(Raw records)

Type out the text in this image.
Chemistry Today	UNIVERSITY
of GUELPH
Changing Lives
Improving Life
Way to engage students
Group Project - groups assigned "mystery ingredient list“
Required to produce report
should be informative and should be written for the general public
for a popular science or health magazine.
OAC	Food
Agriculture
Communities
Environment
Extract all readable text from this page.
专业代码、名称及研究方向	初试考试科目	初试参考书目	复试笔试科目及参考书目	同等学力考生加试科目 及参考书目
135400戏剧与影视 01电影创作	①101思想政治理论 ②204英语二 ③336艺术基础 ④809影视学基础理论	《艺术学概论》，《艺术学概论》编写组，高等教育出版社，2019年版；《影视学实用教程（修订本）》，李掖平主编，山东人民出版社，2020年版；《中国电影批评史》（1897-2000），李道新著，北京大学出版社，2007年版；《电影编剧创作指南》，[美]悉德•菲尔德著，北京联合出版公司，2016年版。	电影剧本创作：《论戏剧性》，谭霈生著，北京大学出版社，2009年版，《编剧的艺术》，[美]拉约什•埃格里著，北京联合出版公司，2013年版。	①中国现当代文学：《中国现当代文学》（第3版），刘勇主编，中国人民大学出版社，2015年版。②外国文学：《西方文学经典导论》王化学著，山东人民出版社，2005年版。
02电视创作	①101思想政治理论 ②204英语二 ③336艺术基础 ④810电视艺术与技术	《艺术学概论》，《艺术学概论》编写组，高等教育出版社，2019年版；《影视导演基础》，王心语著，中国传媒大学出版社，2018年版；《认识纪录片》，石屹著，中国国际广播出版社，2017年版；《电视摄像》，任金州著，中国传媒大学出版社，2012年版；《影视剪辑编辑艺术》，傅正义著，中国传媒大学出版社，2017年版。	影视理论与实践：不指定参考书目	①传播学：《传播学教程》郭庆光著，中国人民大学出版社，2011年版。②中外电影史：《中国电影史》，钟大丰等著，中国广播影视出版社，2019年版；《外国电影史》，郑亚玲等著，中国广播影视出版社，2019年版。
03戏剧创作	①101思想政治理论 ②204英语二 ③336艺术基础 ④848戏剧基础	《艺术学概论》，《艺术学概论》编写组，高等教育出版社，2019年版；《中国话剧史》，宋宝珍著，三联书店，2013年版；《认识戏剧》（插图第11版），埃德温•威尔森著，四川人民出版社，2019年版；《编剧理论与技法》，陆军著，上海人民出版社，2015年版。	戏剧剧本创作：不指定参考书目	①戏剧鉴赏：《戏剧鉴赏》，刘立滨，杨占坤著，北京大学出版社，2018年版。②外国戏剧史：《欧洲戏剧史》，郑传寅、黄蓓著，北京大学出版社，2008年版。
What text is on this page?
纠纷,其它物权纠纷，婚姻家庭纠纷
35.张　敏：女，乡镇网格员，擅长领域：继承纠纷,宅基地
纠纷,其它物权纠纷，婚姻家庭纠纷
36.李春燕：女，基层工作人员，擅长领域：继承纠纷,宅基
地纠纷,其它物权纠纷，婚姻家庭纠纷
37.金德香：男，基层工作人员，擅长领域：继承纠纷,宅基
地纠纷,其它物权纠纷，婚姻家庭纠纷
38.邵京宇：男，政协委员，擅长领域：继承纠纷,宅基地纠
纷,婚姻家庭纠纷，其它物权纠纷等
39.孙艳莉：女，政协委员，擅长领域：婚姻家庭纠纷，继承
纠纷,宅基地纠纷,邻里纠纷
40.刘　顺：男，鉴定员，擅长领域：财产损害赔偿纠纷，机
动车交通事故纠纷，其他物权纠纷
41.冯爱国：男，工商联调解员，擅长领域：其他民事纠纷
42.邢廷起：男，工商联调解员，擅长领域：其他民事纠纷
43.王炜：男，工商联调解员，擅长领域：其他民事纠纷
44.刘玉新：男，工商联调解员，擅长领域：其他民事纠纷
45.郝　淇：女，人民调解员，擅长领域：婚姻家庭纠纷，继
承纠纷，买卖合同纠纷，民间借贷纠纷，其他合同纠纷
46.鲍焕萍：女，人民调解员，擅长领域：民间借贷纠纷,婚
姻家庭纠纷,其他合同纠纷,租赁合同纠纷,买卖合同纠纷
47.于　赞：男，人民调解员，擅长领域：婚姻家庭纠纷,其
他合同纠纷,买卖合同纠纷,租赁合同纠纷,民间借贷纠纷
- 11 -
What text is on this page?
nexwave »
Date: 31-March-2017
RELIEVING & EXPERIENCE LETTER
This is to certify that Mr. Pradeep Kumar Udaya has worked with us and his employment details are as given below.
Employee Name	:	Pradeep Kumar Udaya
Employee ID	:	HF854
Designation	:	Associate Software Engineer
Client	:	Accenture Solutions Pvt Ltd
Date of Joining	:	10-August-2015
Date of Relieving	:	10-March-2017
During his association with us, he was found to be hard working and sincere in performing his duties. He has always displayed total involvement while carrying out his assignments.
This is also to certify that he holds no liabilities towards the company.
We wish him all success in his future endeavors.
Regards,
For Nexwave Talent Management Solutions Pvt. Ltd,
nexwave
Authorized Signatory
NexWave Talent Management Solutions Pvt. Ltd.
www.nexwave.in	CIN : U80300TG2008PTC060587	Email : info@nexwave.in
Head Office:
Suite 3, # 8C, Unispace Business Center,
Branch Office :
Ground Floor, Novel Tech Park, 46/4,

Set task ▸ Retype the records that precede this task, keeping them exactly the same.

Response to the task ▸
Type out the text in this image.
Chemistry Today	UNIVERSITY
of GUELPH
Changing Lives
Improving Life
Way to engage students
Group Project - groups assigned "mystery ingredient list“
Required to produce report
should be informative and should be written for the general public
for a popular science or health magazine.
OAC	Food
Agriculture
Communities
Environment
Extract all readable text from this page.
专业代码、名称及研究方向	初试考试科目	初试参考书目	复试笔试科目及参考书目	同等学力考生加试科目 及参考书目
135400戏剧与影视 01电影创作	①101思想政治理论 ②204英语二 ③336艺术基础 ④809影视学基础理论	《艺术学概论》，《艺术学概论》编写组，高等教育出版社，2019年版；《影视学实用教程（修订本）》，李掖平主编，山东人民出版社，2020年版；《中国电影批评史》（1897-2000），李道新著，北京大学出版社，2007年版；《电影编剧创作指南》，[美]悉德•菲尔德著，北京联合出版公司，2016年版。	电影剧本创作：《论戏剧性》，谭霈生著，北京大学出版社，2009年版，《编剧的艺术》，[美]拉约什•埃格里著，北京联合出版公司，2013年版。	①中国现当代文学：《中国现当代文学》（第3版），刘勇主编，中国人民大学出版社，2015年版。②外国文学：《西方文学经典导论》王化学著，山东人民出版社，2005年版。
02电视创作	①101思想政治理论 ②204英语二 ③336艺术基础 ④810电视艺术与技术	《艺术学概论》，《艺术学概论》编写组，高等教育出版社，2019年版；《影视导演基础》，王心语著，中国传媒大学出版社，2018年版；《认识纪录片》，石屹著，中国国际广播出版社，2017年版；《电视摄像》，任金州著，中国传媒大学出版社，2012年版；《影视剪辑编辑艺术》，傅正义著，中国传媒大学出版社，2017年版。	影视理论与实践：不指定参考书目	①传播学：《传播学教程》郭庆光著，中国人民大学出版社，2011年版。②中外电影史：《中国电影史》，钟大丰等著，中国广播影视出版社，2019年版；《外国电影史》，郑亚玲等著，中国广播影视出版社，2019年版。
03戏剧创作	①101思想政治理论 ②204英语二 ③336艺术基础 ④848戏剧基础	《艺术学概论》，《艺术学概论》编写组，高等教育出版社，2019年版；《中国话剧史》，宋宝珍著，三联书店，2013年版；《认识戏剧》（插图第11版），埃德温•威尔森著，四川人民出版社，2019年版；《编剧理论与技法》，陆军著，上海人民出版社，2015年版。	戏剧剧本创作：不指定参考书目	①戏剧鉴赏：《戏剧鉴赏》，刘立滨，杨占坤著，北京大学出版社，2018年版。②外国戏剧史：《欧洲戏剧史》，郑传寅、黄蓓著，北京大学出版社，2008年版。
What text is on this page?
纠纷,其它物权纠纷，婚姻家庭纠纷
35.张　敏：女，乡镇网格员，擅长领域：继承纠纷,宅基地
纠纷,其它物权纠纷，婚姻家庭纠纷
36.李春燕：女，基层工作人员，擅长领域：继承纠纷,宅基
地纠纷,其它物权纠纷，婚姻家庭纠纷
37.金德香：男，基层工作人员，擅长领域：继承纠纷,宅基
地纠纷,其它物权纠纷，婚姻家庭纠纷
38.邵京宇：男，政协委员，擅长领域：继承纠纷,宅基地纠
纷,婚姻家庭纠纷，其它物权纠纷等
39.孙艳莉：女，政协委员，擅长领域：婚姻家庭纠纷，继承
纠纷,宅基地纠纷,邻里纠纷
40.刘　顺：男，鉴定员，擅长领域：财产损害赔偿纠纷，机
动车交通事故纠纷，其他物权纠纷
41.冯爱国：男，工商联调解员，擅长领域：其他民事纠纷
42.邢廷起：男，工商联调解员，擅长领域：其他民事纠纷
43.王炜：男，工商联调解员，擅长领域：其他民事纠纷
44.刘玉新：男，工商联调解员，擅长领域：其他民事纠纷
45.郝　淇：女，人民调解员，擅长领域：婚姻家庭纠纷，继
承纠纷，买卖合同纠纷，民间借贷纠纷，其他合同纠纷
46.鲍焕萍：女，人民调解员，擅长领域：民间借贷纠纷,婚
姻家庭纠纷,其他合同纠纷,租赁合同纠纷,买卖合同纠纷
47.于　赞：男，人民调解员，擅长领域：婚姻家庭纠纷,其
他合同纠纷,买卖合同纠纷,租赁合同纠纷,民间借贷纠纷
- 11 -
What text is on this page?
nexwave »
Date: 31-March-2017
RELIEVING & EXPERIENCE LETTER
This is to certify that Mr. Pradeep Kumar Udaya has worked with us and his employment details are as given below.
Employee Name	:	Pradeep Kumar Udaya
Employee ID	:	HF854
Designation	:	Associate Software Engineer
Client	:	Accenture Solutions Pvt Ltd
Date of Joining	:	10-August-2015
Date of Relieving	:	10-March-2017
During his association with us, he was found to be hard working and sincere in performing his duties. He has always displayed total involvement while carrying out his assignments.
This is also to certify that he holds no liabilities towards the company.
We wish him all success in his future endeavors.
Regards,
For Nexwave Talent Management Solutions Pvt. Ltd,
nexwave
Authorized Signatory
NexWave Talent Management Solutions Pvt. Ltd.
www.nexwave.in	CIN : U80300TG2008PTC060587	Email : info@nexwave.in
Head Office:
Suite 3, # 8C, Unispace Business Center,
Branch Office :
Ground Floor, Novel Tech Park, 46/4,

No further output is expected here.